-- START Provided information --

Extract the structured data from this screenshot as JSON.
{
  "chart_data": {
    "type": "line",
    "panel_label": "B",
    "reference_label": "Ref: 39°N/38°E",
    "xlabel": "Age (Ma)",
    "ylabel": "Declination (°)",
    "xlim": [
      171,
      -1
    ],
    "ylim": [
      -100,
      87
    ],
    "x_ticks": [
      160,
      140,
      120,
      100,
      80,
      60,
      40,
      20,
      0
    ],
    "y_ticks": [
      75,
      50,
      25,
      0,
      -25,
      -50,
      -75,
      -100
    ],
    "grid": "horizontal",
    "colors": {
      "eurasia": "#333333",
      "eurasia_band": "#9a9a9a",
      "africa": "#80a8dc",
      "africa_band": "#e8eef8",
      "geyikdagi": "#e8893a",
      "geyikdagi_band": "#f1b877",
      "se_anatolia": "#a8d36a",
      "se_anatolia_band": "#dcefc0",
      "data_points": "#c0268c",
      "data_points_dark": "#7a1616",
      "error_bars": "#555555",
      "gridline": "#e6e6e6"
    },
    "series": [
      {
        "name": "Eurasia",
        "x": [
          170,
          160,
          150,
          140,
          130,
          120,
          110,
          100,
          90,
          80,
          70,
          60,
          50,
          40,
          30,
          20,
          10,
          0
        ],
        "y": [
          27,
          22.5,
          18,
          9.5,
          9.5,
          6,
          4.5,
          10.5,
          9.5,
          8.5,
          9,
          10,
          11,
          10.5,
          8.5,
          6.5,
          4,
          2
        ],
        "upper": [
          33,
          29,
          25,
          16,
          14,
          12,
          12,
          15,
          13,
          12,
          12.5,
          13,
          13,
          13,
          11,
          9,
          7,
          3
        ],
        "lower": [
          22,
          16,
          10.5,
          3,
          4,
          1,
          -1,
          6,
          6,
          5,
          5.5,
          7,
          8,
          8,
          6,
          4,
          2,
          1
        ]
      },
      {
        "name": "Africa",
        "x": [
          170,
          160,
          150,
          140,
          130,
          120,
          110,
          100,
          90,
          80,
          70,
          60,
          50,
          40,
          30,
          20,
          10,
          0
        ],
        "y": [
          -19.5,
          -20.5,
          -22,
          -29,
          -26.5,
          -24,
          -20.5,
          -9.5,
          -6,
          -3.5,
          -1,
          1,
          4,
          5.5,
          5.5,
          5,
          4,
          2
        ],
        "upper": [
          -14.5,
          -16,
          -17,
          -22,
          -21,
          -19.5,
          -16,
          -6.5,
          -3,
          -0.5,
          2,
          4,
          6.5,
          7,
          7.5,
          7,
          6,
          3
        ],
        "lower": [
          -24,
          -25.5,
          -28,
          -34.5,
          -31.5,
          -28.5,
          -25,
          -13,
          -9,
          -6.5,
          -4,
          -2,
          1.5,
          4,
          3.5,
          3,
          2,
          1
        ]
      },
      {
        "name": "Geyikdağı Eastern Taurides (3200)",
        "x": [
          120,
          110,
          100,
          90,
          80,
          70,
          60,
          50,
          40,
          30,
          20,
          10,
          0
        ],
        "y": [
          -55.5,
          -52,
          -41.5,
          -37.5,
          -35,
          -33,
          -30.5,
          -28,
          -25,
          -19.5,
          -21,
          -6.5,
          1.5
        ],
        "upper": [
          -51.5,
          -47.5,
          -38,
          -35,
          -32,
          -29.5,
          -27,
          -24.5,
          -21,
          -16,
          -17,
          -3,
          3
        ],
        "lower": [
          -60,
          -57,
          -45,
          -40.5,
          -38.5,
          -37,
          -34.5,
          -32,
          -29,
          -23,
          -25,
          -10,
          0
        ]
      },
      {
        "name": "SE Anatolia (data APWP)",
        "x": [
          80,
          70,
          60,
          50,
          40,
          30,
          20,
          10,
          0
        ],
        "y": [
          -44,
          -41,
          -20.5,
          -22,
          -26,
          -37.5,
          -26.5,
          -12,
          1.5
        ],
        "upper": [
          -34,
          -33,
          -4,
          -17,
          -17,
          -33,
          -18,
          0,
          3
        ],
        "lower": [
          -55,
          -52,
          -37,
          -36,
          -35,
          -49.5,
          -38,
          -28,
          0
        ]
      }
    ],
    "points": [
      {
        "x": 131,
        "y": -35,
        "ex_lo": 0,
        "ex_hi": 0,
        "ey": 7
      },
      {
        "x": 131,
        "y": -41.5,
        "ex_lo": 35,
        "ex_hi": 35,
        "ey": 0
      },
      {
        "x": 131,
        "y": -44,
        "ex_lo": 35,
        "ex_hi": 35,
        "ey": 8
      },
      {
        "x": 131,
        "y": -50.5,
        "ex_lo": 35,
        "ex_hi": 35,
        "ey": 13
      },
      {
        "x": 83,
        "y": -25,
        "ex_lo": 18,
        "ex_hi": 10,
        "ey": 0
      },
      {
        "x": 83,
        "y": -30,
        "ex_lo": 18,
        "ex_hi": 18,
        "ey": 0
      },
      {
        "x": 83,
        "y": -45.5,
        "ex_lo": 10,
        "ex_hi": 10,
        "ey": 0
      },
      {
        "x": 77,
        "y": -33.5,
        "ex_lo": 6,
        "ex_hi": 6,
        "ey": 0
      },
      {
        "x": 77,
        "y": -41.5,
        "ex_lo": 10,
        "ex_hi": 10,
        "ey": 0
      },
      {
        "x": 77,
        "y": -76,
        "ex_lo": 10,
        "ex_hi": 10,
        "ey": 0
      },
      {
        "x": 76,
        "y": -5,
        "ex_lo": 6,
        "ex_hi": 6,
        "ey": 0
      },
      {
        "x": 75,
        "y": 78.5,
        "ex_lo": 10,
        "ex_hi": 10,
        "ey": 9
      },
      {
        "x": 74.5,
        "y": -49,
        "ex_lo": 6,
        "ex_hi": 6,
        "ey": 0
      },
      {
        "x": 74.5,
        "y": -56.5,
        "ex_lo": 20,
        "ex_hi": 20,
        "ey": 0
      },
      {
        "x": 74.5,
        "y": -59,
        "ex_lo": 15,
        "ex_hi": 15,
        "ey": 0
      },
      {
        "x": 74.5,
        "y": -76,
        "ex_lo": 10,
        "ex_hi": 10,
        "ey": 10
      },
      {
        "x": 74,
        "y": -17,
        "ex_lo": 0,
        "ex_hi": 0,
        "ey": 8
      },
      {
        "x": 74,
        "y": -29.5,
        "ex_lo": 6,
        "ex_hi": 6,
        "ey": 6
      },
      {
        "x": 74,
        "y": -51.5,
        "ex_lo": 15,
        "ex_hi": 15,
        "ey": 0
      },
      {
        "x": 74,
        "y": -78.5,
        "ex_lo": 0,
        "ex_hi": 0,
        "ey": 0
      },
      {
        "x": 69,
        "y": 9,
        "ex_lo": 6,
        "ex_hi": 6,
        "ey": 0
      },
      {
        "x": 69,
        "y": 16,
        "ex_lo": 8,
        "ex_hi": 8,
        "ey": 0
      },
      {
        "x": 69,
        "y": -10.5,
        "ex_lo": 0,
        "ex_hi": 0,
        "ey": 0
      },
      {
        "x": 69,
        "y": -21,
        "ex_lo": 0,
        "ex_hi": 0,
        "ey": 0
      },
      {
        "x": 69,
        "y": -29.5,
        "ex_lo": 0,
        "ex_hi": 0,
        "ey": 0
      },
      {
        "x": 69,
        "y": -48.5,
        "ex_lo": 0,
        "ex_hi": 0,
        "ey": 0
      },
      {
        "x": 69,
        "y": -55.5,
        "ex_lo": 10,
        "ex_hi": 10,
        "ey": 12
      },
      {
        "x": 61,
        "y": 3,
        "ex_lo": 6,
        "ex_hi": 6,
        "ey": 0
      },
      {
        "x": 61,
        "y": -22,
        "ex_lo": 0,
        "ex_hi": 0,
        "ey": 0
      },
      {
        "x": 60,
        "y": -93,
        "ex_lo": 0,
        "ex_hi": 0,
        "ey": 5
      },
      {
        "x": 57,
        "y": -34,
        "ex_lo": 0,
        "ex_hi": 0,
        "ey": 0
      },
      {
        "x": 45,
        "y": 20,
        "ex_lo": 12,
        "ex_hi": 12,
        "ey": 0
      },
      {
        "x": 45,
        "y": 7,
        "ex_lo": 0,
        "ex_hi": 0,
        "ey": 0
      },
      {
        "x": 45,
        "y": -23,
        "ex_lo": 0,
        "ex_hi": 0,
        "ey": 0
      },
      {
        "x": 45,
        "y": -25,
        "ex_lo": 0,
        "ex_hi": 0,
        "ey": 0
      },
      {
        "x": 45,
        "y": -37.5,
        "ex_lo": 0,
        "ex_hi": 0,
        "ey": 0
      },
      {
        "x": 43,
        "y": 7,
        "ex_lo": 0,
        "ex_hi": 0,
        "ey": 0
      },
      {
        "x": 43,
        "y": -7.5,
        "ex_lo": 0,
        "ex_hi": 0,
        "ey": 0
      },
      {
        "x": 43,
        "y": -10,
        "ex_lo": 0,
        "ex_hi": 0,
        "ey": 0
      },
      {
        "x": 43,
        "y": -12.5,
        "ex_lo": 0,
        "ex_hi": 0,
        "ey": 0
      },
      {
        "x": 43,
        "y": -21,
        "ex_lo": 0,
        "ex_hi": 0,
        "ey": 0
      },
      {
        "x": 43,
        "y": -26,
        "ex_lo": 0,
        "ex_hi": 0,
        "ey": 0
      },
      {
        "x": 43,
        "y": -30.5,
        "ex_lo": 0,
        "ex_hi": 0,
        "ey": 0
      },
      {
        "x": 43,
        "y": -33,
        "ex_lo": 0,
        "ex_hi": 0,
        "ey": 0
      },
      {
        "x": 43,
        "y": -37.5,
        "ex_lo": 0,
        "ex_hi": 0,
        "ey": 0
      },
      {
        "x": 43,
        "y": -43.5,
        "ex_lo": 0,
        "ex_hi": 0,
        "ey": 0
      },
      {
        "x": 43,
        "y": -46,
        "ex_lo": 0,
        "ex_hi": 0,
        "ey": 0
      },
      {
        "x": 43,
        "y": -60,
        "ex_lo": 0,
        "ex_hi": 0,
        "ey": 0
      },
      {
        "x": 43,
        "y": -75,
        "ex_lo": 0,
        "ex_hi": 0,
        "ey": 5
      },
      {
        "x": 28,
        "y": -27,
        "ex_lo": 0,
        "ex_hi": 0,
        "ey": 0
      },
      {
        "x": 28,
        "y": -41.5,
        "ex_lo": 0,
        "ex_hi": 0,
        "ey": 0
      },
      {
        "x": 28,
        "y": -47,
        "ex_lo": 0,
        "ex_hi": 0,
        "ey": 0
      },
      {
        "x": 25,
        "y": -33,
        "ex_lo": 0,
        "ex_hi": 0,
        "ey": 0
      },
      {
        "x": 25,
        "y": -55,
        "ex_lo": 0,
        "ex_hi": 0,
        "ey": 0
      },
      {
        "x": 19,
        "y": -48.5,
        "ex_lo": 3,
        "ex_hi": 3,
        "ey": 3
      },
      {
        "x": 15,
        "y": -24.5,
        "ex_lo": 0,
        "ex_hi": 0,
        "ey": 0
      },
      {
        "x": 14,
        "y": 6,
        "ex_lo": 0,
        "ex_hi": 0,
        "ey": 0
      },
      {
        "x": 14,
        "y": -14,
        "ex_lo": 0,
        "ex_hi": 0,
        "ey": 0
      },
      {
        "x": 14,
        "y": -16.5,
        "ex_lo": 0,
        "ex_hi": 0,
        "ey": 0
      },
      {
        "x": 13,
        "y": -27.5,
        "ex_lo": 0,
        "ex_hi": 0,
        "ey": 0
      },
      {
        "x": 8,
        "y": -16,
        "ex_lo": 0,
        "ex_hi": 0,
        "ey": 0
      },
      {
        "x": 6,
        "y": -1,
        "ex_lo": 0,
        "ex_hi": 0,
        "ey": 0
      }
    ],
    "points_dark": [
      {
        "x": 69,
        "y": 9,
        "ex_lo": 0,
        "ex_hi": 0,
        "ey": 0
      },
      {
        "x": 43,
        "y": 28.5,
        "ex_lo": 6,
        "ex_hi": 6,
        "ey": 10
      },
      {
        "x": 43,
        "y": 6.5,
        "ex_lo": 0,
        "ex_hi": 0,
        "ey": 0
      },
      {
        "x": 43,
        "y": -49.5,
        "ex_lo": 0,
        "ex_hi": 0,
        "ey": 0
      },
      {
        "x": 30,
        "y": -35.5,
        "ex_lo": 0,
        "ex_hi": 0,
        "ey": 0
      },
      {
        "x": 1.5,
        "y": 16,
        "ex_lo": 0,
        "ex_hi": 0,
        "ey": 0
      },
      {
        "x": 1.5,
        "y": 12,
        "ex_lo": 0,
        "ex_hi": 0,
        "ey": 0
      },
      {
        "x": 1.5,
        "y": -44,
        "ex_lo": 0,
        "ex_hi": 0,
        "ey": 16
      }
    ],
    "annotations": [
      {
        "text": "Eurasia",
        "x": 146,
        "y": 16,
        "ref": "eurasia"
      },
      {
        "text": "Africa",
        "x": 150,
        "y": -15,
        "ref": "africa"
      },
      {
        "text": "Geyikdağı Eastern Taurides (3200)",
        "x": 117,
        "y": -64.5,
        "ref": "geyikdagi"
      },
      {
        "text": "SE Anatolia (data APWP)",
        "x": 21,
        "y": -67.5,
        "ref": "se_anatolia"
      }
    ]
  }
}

-- END Provided information --

__Task to carry out__
The answer is a single number: how many lines include the word "text"?

__Full answer__
4